Do this: Give the number of lines in the data that contain "effectual", and nothing more.

Dataset items
::::::

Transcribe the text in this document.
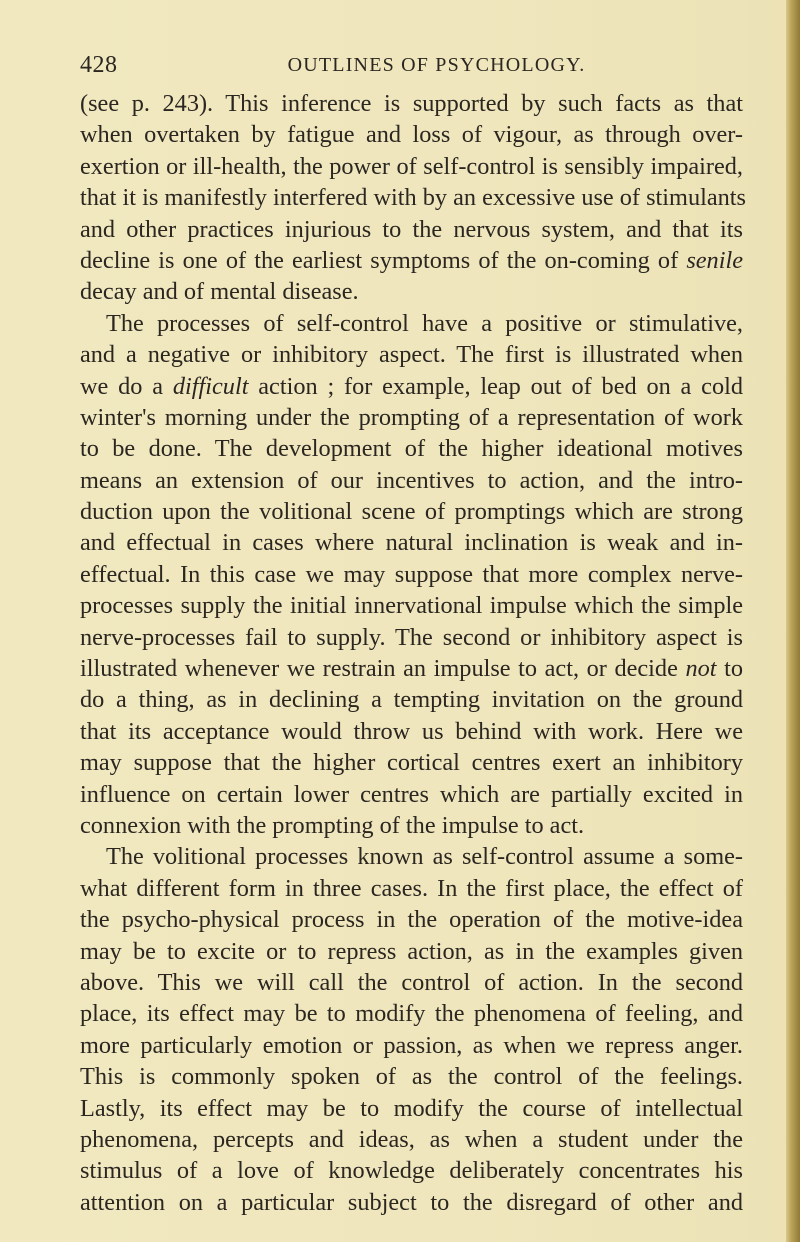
428	OUTLINES OF PSYCHOLOGY.
(see p. 243). This inference is supported by such facts as that
when overtaken by fatigue and loss of vigour, as through over-
exertion or ill-health, the power of self-control is sensibly impaired,
that it is manifestly interfered with by an excessive use of stimulants
and other practices injurious to the nervous system, and that its
decline is one of the earliest symptoms of the on-coming of senile
decay and of mental disease.
The processes of self-control have a positive or stimulative,
and a negative or inhibitory aspect. The first is illustrated when
we do a difficult action ; for example, leap out of bed on a cold
winter's morning under the prompting of a representation of work
to be done. The development of the higher ideational motives
means an extension of our incentives to action, and the intro-
duction upon the volitional scene of promptings which are strong
and effectual in cases where natural inclination is weak and in-
effectual. In this case we may suppose that more complex nerve-
processes supply the initial innervational impulse which the simple
nerve-processes fail to supply. The second or inhibitory aspect is
illustrated whenever we restrain an impulse to act, or decide not to
do a thing, as in declining a tempting invitation on the ground
that its acceptance would throw us behind with work. Here we
may suppose that the higher cortical centres exert an inhibitory
influence on certain lower centres which are partially excited in
connexion with the prompting of the impulse to act.
The volitional processes known as self-control assume a some-
what different form in three cases. In the first place, the effect of
the psycho-physical process in the operation of the motive-idea
may be to excite or to repress action, as in the examples given
above. This we will call the control of action. In the second
place, its effect may be to modify the phenomena of feeling, and
more particularly emotion or passion, as when we repress anger.
This is commonly spoken of as the control of the feelings.
Lastly, its effect may be to modify the course of intellectual
phenomena, percepts and ideas, as when a student under the
stimulus of a love of knowledge deliberately concentrates his
attention on a particular subject to the disregard of other and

::::::

The result: 2